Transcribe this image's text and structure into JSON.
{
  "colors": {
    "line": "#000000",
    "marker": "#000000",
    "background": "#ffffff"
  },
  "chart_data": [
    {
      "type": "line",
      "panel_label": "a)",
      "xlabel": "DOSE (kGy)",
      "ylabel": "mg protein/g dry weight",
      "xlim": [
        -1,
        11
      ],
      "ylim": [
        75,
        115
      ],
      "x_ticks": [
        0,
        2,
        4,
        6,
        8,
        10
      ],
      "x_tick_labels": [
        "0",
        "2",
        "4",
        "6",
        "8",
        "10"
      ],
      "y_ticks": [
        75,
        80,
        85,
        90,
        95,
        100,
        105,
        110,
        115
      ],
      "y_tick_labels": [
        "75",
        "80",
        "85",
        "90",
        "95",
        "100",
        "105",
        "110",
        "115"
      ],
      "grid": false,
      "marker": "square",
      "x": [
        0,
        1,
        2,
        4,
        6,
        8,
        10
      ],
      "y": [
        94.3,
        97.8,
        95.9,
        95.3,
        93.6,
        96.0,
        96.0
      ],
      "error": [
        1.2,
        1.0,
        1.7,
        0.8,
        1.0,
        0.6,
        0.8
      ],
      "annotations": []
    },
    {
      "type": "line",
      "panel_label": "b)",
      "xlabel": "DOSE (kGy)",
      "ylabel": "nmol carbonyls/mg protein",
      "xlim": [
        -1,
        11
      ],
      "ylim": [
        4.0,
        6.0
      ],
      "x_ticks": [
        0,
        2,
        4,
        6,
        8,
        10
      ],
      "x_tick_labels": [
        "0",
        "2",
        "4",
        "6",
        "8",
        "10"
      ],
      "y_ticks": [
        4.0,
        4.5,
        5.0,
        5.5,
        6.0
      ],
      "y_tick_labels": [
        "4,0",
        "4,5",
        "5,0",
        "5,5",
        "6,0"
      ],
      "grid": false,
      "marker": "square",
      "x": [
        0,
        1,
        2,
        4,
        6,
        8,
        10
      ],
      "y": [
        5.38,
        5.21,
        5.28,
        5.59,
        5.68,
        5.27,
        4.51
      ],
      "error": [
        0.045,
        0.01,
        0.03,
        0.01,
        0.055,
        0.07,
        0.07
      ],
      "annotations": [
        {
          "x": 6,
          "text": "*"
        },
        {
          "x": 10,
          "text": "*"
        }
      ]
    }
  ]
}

★ ★ ★

### Assigned task
Print the material once more, keeping every word as it is.

### Exercise response
Transcribe this image's text and structure into JSON.
{
  "colors": {
    "line": "#000000",
    "marker": "#000000",
    "background": "#ffffff"
  },
  "chart_data": [
    {
      "type": "line",
      "panel_label": "a)",
      "xlabel": "DOSE (kGy)",
      "ylabel": "mg protein/g dry weight",
      "xlim": [
        -1,
        11
      ],
      "ylim": [
        75,
        115
      ],
      "x_ticks": [
        0,
        2,
        4,
        6,
        8,
        10
      ],
      "x_tick_labels": [
        "0",
        "2",
        "4",
        "6",
        "8",
        "10"
      ],
      "y_ticks": [
        75,
        80,
        85,
        90,
        95,
        100,
        105,
        110,
        115
      ],
      "y_tick_labels": [
        "75",
        "80",
        "85",
        "90",
        "95",
        "100",
        "105",
        "110",
        "115"
      ],
      "grid": false,
      "marker": "square",
      "x": [
        0,
        1,
        2,
        4,
        6,
        8,
        10
      ],
      "y": [
        94.3,
        97.8,
        95.9,
        95.3,
        93.6,
        96.0,
        96.0
      ],
      "error": [
        1.2,
        1.0,
        1.7,
        0.8,
        1.0,
        0.6,
        0.8
      ],
      "annotations": []
    },
    {
      "type": "line",
      "panel_label": "b)",
      "xlabel": "DOSE (kGy)",
      "ylabel": "nmol carbonyls/mg protein",
      "xlim": [
        -1,
        11
      ],
      "ylim": [
        4.0,
        6.0
      ],
      "x_ticks": [
        0,
        2,
        4,
        6,
        8,
        10
      ],
      "x_tick_labels": [
        "0",
        "2",
        "4",
        "6",
        "8",
        "10"
      ],
      "y_ticks": [
        4.0,
        4.5,
        5.0,
        5.5,
        6.0
      ],
      "y_tick_labels": [
        "4,0",
        "4,5",
        "5,0",
        "5,5",
        "6,0"
      ],
      "grid": false,
      "marker": "square",
      "x": [
        0,
        1,
        2,
        4,
        6,
        8,
        10
      ],
      "y": [
        5.38,
        5.21,
        5.28,
        5.59,
        5.68,
        5.27,
        4.51
      ],
      "error": [
        0.045,
        0.01,
        0.03,
        0.01,
        0.055,
        0.07,
        0.07
      ],
      "annotations": [
        {
          "x": 6,
          "text": "*"
        },
        {
          "x": 10,
          "text": "*"
        }
      ]
    }
  ]
}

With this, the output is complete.